--- begin Provided records ---

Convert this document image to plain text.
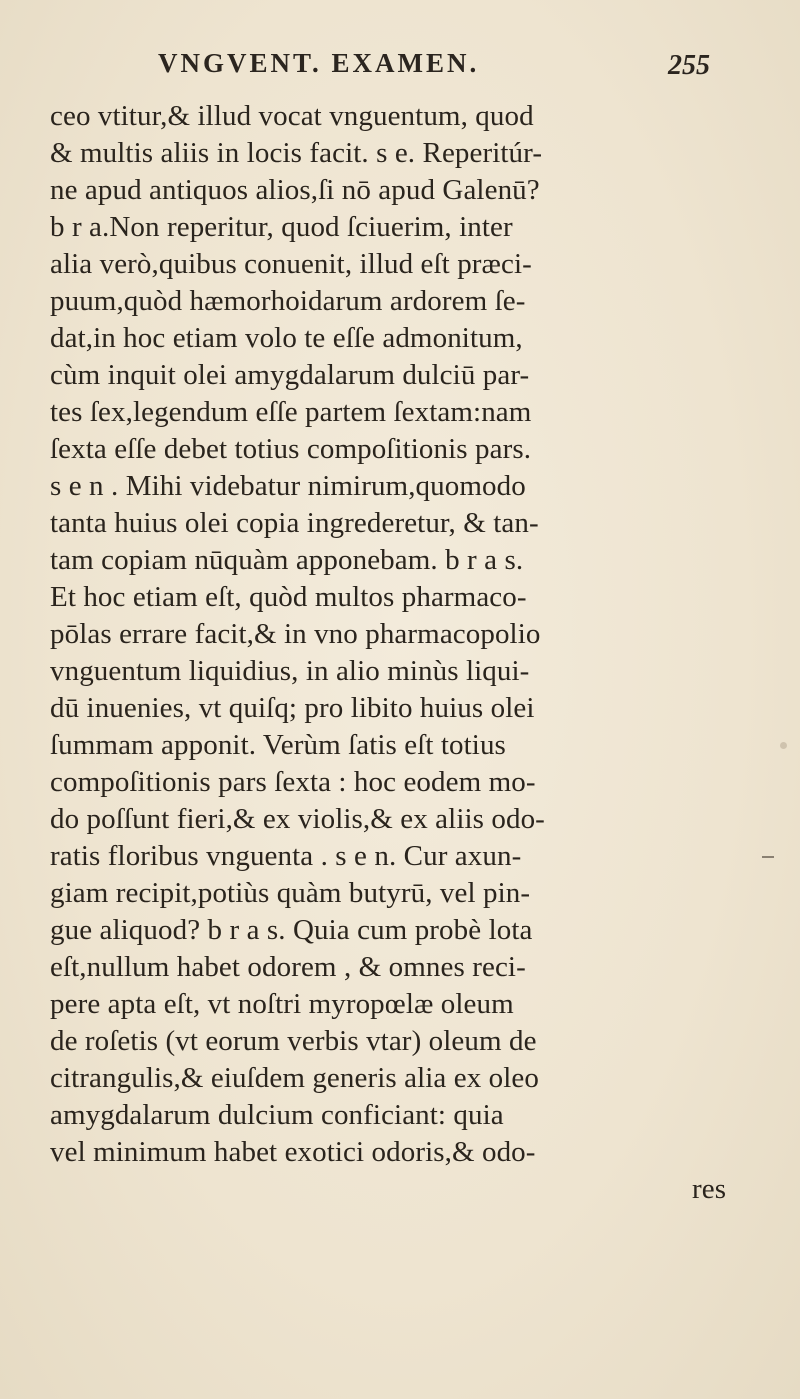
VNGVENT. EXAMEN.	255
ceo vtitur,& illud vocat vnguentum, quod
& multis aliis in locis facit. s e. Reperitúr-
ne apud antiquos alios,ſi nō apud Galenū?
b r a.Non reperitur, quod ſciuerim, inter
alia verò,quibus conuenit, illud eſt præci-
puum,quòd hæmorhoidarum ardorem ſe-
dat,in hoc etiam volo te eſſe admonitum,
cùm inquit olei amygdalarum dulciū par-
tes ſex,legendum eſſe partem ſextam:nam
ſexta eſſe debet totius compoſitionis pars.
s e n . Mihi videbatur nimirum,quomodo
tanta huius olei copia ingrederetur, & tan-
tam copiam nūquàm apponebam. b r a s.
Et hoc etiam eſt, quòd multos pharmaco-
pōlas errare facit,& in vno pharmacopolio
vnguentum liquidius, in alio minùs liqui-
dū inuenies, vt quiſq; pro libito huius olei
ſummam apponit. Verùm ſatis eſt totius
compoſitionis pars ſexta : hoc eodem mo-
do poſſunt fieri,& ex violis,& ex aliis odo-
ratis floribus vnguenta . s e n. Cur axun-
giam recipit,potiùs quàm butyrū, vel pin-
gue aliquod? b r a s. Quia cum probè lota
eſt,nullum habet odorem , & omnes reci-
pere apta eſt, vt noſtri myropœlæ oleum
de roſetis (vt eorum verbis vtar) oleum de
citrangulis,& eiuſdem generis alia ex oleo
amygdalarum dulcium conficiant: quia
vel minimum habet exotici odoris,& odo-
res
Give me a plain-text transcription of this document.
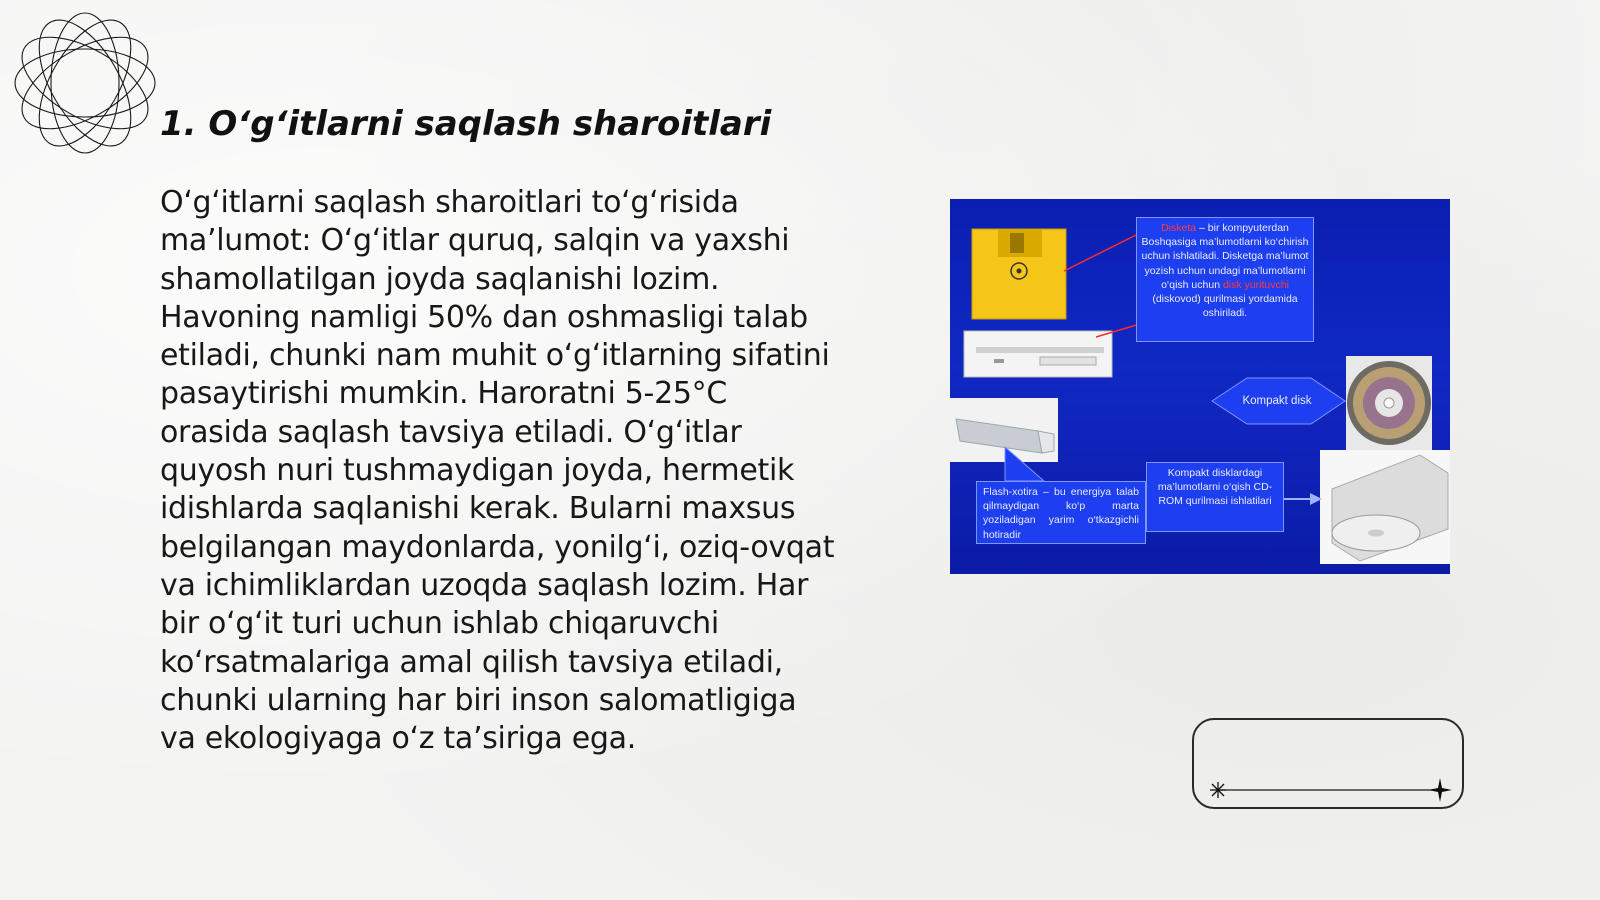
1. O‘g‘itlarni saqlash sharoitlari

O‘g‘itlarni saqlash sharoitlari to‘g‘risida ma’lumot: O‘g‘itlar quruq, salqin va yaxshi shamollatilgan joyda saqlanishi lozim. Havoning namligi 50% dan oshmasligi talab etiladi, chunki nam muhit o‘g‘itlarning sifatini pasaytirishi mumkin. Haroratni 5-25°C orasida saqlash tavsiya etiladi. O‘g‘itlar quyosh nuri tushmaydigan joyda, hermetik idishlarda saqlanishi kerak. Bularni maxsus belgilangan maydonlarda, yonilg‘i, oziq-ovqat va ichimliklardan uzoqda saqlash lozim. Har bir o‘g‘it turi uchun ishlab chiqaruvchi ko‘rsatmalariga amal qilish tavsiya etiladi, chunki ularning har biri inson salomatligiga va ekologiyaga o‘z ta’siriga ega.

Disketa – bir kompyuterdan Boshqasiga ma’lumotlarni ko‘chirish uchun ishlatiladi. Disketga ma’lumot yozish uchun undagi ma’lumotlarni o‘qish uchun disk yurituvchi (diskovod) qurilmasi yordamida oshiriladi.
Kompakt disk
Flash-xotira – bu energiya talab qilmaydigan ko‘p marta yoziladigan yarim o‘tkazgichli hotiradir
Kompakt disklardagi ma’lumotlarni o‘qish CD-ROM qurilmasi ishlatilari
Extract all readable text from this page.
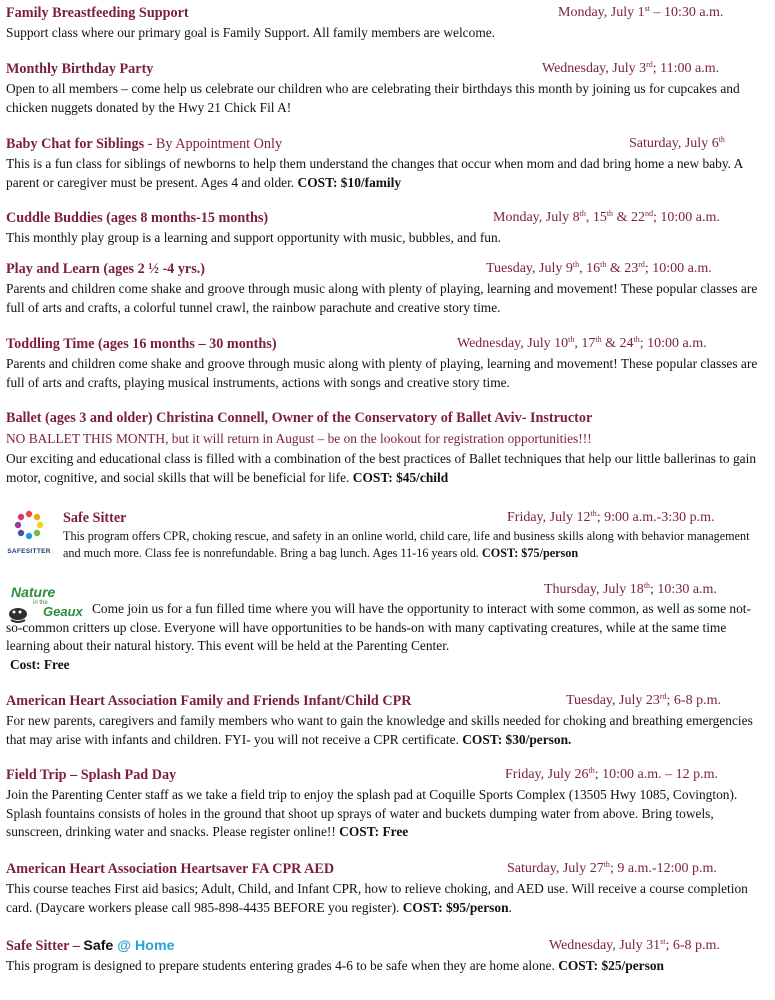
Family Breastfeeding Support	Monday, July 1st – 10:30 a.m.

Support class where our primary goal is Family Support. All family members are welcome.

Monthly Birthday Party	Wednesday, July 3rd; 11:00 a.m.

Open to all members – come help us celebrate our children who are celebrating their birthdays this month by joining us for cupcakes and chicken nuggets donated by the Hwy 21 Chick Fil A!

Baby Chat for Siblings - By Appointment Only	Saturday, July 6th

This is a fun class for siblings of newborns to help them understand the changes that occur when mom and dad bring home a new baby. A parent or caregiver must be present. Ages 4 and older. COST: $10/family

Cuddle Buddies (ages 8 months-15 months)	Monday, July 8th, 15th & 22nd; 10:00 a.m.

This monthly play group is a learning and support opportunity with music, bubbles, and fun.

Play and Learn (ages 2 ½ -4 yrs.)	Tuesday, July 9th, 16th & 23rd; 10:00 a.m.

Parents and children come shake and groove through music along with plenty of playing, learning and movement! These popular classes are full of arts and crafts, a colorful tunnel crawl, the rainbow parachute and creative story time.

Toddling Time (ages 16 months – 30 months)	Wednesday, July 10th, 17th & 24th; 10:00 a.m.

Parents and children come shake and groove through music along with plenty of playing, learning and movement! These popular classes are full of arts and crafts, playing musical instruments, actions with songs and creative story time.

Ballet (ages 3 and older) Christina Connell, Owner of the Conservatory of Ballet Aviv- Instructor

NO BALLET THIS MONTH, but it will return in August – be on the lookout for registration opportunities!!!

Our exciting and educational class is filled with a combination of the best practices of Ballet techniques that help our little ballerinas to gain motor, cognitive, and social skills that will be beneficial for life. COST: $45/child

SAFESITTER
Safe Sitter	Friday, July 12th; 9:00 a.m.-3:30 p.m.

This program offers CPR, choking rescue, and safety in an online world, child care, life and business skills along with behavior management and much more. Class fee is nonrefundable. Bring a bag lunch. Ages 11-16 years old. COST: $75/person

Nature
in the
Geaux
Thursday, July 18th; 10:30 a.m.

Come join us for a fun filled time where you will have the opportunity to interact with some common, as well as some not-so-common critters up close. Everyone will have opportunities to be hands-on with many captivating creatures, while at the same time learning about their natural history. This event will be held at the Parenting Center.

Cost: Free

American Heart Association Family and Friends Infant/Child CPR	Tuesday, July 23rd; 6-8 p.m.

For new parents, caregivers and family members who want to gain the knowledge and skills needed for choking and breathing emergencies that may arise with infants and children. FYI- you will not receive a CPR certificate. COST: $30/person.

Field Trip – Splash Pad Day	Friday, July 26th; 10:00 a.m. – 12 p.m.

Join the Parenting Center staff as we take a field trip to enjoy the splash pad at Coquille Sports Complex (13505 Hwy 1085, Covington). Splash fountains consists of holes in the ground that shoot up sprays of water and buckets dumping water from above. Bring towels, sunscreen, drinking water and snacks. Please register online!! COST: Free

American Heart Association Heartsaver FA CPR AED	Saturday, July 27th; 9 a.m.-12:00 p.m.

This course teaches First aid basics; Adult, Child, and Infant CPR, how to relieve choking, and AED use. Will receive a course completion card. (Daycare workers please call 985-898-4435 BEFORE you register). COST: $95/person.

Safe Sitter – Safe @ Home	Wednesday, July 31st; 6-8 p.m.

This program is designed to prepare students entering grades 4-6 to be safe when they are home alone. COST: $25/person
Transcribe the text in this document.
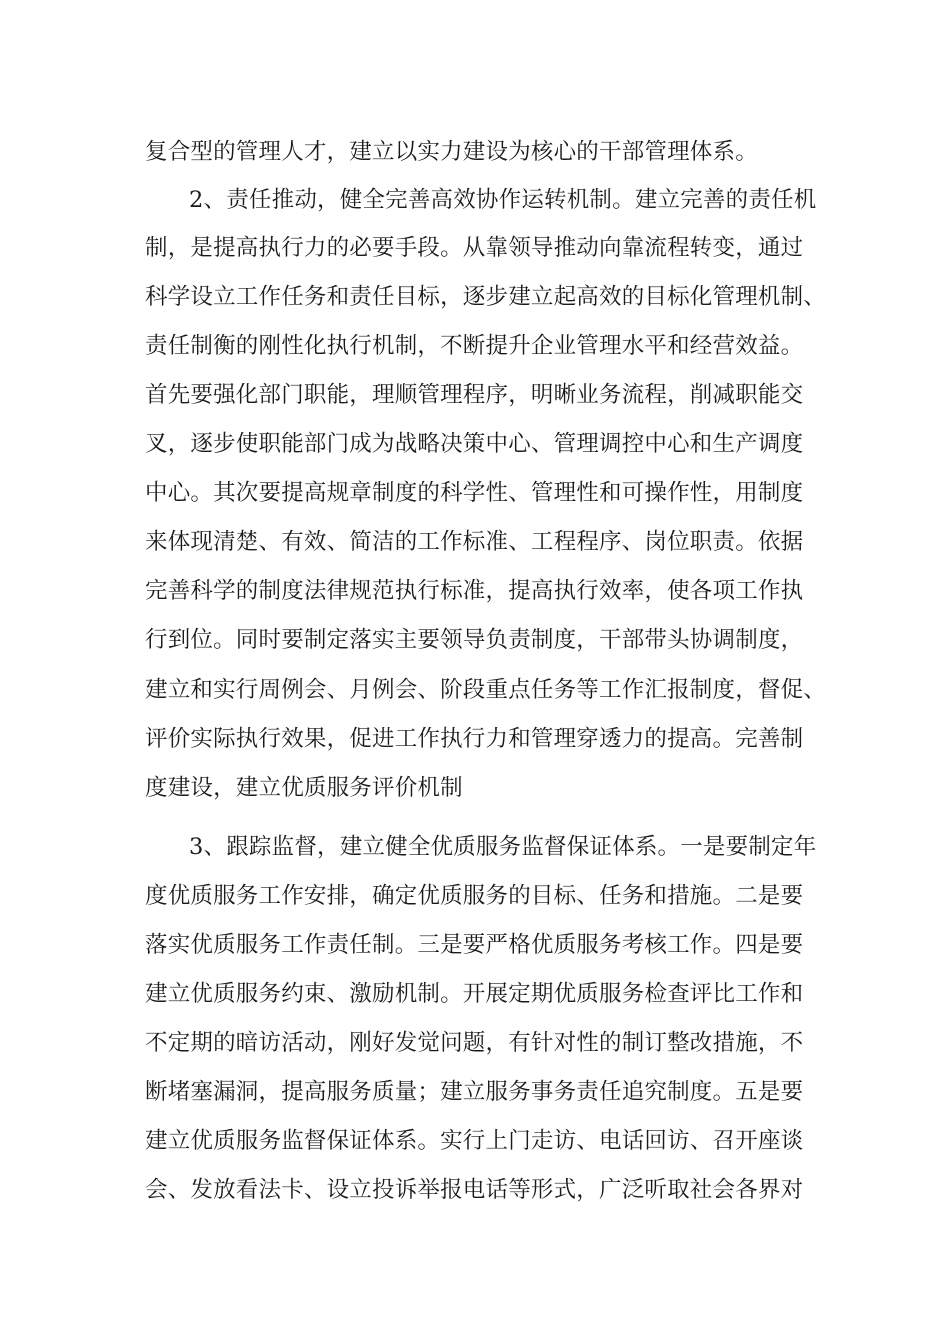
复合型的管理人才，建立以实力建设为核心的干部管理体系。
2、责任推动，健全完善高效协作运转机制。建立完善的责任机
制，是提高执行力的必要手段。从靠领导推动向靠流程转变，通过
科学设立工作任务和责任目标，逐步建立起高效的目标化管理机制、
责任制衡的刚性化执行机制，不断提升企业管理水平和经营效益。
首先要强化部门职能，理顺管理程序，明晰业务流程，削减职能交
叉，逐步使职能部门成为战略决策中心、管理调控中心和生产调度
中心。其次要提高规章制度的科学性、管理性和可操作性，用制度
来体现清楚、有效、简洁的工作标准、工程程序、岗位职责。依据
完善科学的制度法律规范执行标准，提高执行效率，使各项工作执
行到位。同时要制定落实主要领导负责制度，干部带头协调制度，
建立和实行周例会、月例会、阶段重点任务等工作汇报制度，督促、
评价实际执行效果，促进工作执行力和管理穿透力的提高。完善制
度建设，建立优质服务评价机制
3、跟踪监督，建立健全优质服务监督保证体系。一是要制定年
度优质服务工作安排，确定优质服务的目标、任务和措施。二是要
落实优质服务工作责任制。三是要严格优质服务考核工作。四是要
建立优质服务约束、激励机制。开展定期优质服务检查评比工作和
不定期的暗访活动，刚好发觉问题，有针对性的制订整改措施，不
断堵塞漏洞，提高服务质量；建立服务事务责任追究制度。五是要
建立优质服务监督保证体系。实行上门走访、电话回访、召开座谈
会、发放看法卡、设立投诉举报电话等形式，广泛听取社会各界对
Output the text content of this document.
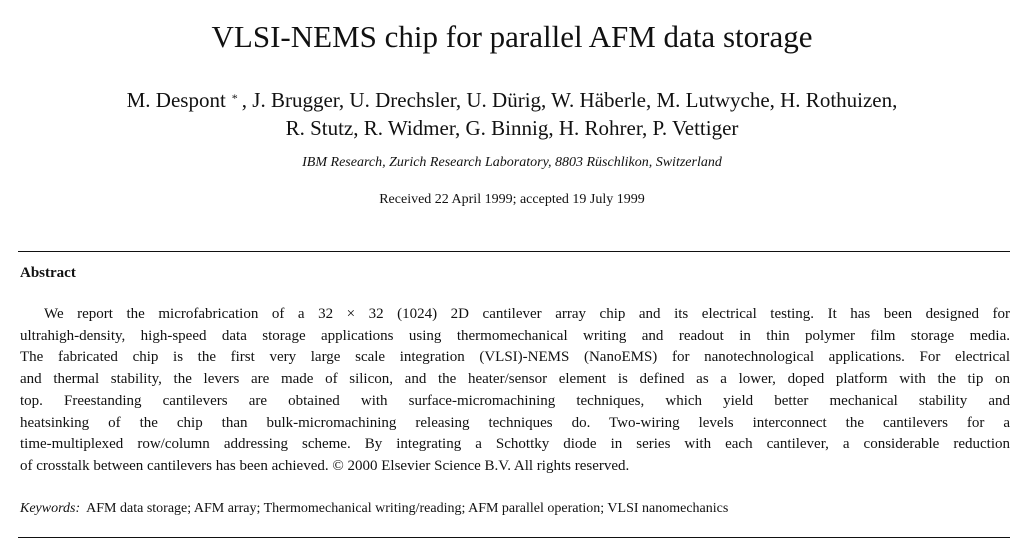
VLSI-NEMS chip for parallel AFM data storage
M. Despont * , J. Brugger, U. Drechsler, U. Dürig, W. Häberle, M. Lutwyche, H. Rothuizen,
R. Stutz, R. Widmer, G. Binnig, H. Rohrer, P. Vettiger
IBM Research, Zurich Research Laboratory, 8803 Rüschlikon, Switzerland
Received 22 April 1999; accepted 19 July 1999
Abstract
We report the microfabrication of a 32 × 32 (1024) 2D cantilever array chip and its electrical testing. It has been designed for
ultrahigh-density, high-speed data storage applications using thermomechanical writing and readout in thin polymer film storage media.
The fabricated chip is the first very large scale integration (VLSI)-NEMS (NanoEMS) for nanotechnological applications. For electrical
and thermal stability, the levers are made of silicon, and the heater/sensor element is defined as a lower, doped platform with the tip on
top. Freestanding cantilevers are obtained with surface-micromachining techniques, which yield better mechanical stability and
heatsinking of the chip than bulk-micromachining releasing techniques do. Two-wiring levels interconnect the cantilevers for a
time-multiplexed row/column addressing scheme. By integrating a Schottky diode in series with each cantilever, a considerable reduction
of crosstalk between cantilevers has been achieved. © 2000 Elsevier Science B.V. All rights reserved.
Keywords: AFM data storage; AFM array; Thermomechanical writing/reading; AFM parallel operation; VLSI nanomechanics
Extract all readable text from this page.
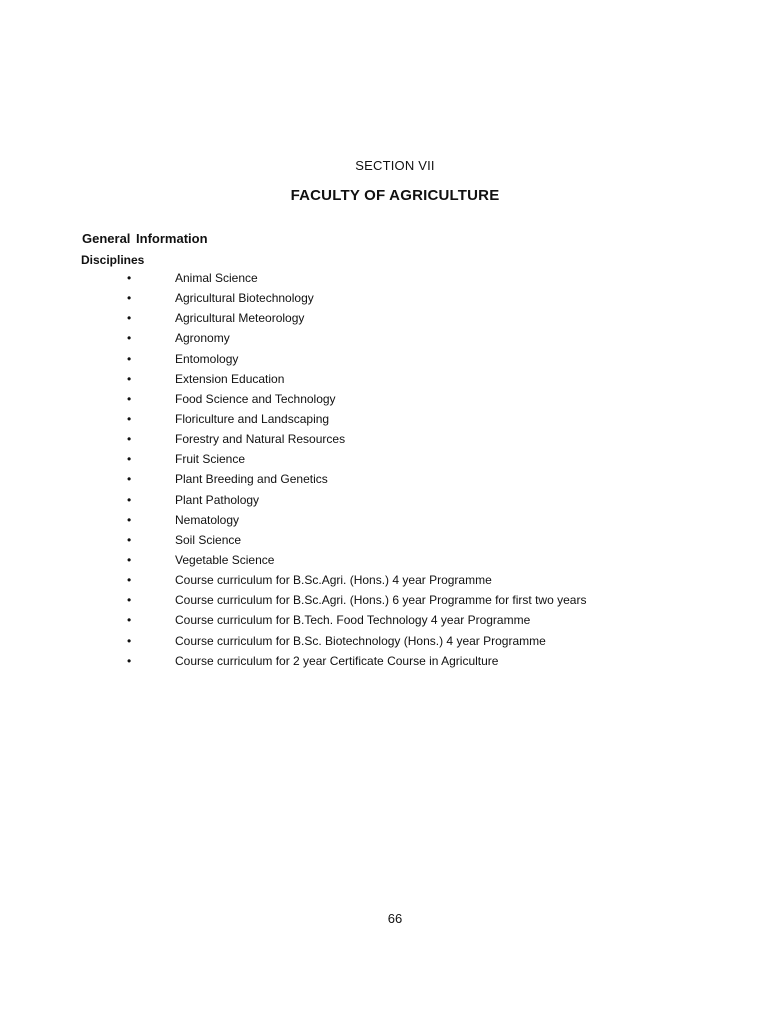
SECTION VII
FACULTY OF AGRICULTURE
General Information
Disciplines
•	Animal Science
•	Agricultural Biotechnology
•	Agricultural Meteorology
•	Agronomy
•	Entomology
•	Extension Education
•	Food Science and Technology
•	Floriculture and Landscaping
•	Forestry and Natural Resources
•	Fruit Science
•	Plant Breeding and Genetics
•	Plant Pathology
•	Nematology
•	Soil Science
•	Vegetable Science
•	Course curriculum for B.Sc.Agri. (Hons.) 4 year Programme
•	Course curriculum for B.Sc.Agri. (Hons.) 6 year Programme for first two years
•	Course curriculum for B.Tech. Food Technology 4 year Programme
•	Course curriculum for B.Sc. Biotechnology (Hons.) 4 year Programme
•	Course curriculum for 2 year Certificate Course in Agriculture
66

--- end Provided records ---

§ Objective: Filter the records above for lines containing the word "oleum", and copy those lines.

§ Correct answer:
pere apta eſt, vt noſtri myropœlæ oleum
de roſetis (vt eorum verbis vtar) oleum de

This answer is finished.